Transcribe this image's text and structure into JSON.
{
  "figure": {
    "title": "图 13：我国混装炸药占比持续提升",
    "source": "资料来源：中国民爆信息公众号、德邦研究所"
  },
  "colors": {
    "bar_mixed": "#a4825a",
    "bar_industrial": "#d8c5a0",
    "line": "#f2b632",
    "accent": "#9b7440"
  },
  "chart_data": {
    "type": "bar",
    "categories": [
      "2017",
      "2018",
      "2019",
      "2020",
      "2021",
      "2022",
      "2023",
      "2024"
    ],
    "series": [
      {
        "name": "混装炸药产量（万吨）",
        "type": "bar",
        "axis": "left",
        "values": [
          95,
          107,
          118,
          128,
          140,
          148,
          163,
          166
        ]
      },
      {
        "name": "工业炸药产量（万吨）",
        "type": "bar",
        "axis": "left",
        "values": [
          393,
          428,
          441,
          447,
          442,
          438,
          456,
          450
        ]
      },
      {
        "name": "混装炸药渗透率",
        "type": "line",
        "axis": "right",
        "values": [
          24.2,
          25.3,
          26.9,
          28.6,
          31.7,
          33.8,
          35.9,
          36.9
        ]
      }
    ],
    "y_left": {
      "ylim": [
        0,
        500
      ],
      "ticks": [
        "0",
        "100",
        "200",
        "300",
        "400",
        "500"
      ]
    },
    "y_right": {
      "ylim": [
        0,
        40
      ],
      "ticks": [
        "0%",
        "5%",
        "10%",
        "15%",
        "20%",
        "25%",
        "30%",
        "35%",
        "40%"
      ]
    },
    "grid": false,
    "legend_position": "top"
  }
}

━━━━━━

● **SHORT TASK**
Write out every entry above, word for word.

● **REPLY TO THE EXERCISE**
Transcribe this image's text and structure into JSON.
{
  "figure": {
    "title": "图 13：我国混装炸药占比持续提升",
    "source": "资料来源：中国民爆信息公众号、德邦研究所"
  },
  "colors": {
    "bar_mixed": "#a4825a",
    "bar_industrial": "#d8c5a0",
    "line": "#f2b632",
    "accent": "#9b7440"
  },
  "chart_data": {
    "type": "bar",
    "categories": [
      "2017",
      "2018",
      "2019",
      "2020",
      "2021",
      "2022",
      "2023",
      "2024"
    ],
    "series": [
      {
        "name": "混装炸药产量（万吨）",
        "type": "bar",
        "axis": "left",
        "values": [
          95,
          107,
          118,
          128,
          140,
          148,
          163,
          166
        ]
      },
      {
        "name": "工业炸药产量（万吨）",
        "type": "bar",
        "axis": "left",
        "values": [
          393,
          428,
          441,
          447,
          442,
          438,
          456,
          450
        ]
      },
      {
        "name": "混装炸药渗透率",
        "type": "line",
        "axis": "right",
        "values": [
          24.2,
          25.3,
          26.9,
          28.6,
          31.7,
          33.8,
          35.9,
          36.9
        ]
      }
    ],
    "y_left": {
      "ylim": [
        0,
        500
      ],
      "ticks": [
        "0",
        "100",
        "200",
        "300",
        "400",
        "500"
      ]
    },
    "y_right": {
      "ylim": [
        0,
        40
      ],
      "ticks": [
        "0%",
        "5%",
        "10%",
        "15%",
        "20%",
        "25%",
        "30%",
        "35%",
        "40%"
      ]
    },
    "grid": false,
    "legend_position": "top"
  }
}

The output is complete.